- _GIVEN PROBLEM_:
Output every line of the data exactly as it appears.
##### EXERCISE INPUT
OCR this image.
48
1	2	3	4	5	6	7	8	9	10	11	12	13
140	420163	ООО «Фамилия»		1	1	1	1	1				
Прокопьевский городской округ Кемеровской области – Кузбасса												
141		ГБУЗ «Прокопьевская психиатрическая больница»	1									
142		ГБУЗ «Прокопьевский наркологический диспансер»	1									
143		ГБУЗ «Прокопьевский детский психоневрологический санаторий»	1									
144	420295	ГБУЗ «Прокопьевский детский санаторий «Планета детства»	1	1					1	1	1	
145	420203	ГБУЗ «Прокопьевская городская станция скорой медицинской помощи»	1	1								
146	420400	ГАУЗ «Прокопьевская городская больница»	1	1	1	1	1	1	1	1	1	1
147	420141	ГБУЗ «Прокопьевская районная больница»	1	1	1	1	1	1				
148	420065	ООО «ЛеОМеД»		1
##########
- _RESPONSE BELOW_:
OCR this image.
48
1	2	3	4	5	6	7	8	9	10	11	12	13
140	420163	ООО «Фамилия»		1	1	1	1	1				
Прокопьевский городской округ Кемеровской области – Кузбасса												
141		ГБУЗ «Прокопьевская психиатрическая больница»	1									
142		ГБУЗ «Прокопьевский наркологический диспансер»	1									
143		ГБУЗ «Прокопьевский детский психоневрологический санаторий»	1									
144	420295	ГБУЗ «Прокопьевский детский санаторий «Планета детства»	1	1					1	1	1	
145	420203	ГБУЗ «Прокопьевская городская станция скорой медицинской помощи»	1	1								
146	420400	ГАУЗ «Прокопьевская городская больница»	1	1	1	1	1	1	1	1	1	1
147	420141	ГБУЗ «Прокопьевская районная больница»	1	1	1	1	1	1				
148	420065	ООО «ЛеОМеД»		1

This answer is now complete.